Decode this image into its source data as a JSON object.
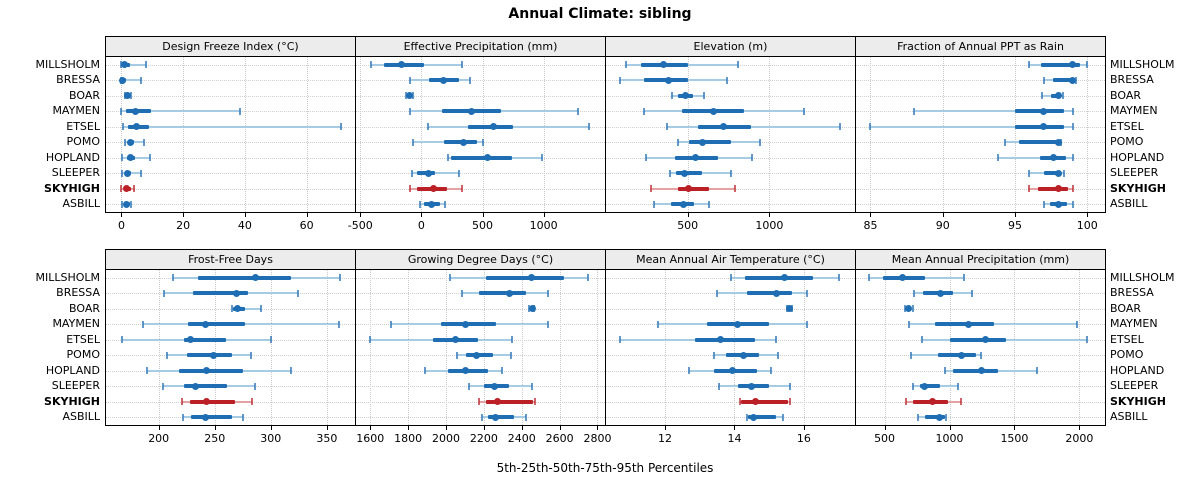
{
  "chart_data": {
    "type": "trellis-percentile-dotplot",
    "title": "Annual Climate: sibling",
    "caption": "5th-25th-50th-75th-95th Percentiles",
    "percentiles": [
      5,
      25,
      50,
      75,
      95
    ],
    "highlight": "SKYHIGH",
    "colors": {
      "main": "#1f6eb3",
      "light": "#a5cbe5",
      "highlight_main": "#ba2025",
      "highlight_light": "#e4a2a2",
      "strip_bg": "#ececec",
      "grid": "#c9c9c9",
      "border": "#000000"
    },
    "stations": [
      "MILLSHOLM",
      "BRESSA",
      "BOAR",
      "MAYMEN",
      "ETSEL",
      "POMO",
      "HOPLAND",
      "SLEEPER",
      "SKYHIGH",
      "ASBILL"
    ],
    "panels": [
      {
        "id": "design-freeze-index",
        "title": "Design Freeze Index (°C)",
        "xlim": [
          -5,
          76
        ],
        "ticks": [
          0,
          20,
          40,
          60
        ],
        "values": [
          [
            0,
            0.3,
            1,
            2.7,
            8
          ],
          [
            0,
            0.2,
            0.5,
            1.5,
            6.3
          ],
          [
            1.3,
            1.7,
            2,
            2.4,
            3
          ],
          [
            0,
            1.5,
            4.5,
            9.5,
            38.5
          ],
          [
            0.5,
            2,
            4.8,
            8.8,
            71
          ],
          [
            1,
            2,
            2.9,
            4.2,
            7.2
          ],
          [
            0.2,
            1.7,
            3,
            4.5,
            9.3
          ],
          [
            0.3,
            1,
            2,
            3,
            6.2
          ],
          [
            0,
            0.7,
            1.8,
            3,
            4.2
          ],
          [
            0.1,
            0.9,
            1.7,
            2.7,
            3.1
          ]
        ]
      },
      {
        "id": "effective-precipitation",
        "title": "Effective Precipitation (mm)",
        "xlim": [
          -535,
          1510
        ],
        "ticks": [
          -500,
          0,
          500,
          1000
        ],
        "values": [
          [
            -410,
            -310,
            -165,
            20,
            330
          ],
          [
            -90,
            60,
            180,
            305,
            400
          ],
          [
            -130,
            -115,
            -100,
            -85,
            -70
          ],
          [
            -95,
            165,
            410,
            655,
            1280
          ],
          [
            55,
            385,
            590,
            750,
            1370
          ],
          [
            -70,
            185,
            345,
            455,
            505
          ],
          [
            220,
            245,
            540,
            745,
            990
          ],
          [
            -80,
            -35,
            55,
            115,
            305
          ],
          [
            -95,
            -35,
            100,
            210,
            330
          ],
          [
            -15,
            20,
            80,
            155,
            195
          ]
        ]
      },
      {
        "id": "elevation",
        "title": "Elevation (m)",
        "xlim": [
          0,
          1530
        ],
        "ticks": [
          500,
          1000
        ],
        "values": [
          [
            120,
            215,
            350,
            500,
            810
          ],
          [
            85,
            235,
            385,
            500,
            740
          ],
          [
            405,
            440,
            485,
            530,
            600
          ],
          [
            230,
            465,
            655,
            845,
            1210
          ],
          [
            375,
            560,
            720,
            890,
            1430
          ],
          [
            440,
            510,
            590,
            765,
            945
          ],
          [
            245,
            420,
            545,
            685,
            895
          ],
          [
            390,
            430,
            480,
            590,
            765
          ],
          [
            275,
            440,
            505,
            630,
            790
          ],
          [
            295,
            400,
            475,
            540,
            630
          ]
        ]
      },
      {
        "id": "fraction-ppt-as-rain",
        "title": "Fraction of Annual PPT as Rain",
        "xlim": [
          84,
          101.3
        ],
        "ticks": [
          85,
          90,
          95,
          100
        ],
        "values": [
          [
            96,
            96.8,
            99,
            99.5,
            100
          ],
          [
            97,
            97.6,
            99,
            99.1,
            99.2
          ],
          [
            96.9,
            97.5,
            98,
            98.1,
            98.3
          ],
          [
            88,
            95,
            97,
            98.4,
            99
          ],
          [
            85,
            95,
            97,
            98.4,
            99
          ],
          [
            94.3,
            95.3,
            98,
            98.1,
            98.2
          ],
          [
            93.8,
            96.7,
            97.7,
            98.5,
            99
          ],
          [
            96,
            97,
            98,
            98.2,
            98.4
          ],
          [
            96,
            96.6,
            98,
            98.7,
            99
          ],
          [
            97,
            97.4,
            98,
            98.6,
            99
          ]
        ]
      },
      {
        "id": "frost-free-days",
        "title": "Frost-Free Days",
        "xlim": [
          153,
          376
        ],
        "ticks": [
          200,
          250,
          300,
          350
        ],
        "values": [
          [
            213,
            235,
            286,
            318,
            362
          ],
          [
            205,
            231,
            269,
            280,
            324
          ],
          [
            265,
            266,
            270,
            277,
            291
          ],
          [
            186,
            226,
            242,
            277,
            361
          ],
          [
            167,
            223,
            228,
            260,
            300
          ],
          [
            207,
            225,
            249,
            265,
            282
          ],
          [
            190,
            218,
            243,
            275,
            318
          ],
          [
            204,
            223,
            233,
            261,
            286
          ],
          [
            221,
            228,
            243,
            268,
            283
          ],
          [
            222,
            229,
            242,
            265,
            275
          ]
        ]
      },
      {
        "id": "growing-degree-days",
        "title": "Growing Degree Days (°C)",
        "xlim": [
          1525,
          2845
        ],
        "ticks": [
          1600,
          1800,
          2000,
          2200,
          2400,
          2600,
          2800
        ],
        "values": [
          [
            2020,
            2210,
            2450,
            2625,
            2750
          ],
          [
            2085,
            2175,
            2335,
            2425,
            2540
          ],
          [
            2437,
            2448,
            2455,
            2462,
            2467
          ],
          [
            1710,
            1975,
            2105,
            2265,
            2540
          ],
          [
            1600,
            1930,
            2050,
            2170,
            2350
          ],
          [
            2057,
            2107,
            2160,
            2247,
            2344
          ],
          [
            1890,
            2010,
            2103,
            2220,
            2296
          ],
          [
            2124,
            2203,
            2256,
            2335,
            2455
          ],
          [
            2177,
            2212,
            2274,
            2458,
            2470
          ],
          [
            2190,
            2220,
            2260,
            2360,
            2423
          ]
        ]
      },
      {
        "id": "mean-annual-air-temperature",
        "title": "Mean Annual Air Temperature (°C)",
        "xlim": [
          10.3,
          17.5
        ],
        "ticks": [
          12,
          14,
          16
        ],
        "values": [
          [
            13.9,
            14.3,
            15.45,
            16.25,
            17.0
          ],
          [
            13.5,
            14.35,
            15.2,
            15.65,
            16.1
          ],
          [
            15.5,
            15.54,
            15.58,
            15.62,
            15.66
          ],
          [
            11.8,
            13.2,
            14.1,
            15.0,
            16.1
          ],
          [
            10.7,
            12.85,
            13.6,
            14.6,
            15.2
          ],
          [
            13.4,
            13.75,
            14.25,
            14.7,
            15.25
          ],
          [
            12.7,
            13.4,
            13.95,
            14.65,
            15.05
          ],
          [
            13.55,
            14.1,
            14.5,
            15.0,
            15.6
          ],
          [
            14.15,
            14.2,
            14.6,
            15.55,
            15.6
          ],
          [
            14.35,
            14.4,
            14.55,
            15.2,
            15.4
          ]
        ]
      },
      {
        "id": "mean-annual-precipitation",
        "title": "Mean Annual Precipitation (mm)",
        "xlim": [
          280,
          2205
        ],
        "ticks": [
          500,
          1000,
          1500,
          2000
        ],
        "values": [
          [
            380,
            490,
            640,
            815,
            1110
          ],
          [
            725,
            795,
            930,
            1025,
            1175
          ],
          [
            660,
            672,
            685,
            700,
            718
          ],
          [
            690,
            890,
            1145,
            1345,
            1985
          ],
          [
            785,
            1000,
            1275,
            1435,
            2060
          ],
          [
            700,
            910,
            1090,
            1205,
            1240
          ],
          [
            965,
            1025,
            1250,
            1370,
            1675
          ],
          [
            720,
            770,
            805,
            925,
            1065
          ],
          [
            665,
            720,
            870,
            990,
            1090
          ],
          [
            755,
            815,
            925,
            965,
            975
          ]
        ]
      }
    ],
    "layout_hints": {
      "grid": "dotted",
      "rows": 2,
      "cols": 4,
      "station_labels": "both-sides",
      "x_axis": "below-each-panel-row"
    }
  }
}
::::
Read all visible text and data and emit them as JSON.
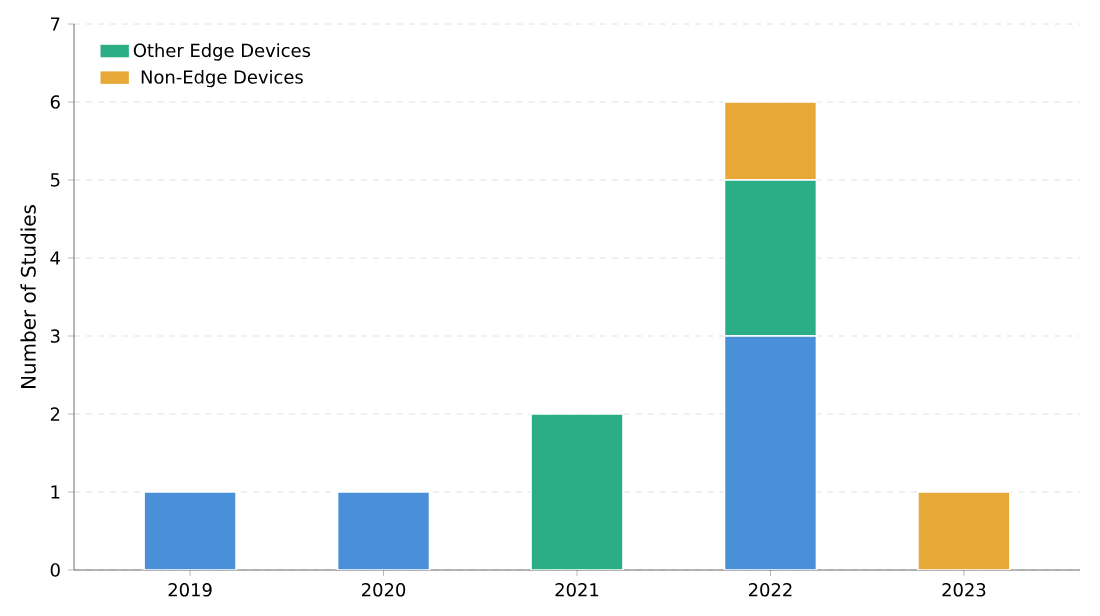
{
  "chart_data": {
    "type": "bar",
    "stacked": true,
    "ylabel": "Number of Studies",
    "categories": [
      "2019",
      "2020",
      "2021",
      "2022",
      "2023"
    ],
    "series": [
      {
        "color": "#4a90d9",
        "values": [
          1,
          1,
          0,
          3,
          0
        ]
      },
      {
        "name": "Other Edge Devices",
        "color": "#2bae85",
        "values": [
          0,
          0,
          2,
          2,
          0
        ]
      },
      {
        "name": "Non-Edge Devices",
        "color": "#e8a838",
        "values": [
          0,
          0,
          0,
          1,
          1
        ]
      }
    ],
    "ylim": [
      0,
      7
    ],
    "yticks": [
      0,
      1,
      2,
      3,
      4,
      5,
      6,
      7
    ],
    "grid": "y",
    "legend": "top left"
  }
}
::::
#### Stated exercise:
Using the listing above, return all lines where the word "type" occurs.

#### Response to this exercise:
    "type": "trellis-percentile-dotplot",
    "type": "bar",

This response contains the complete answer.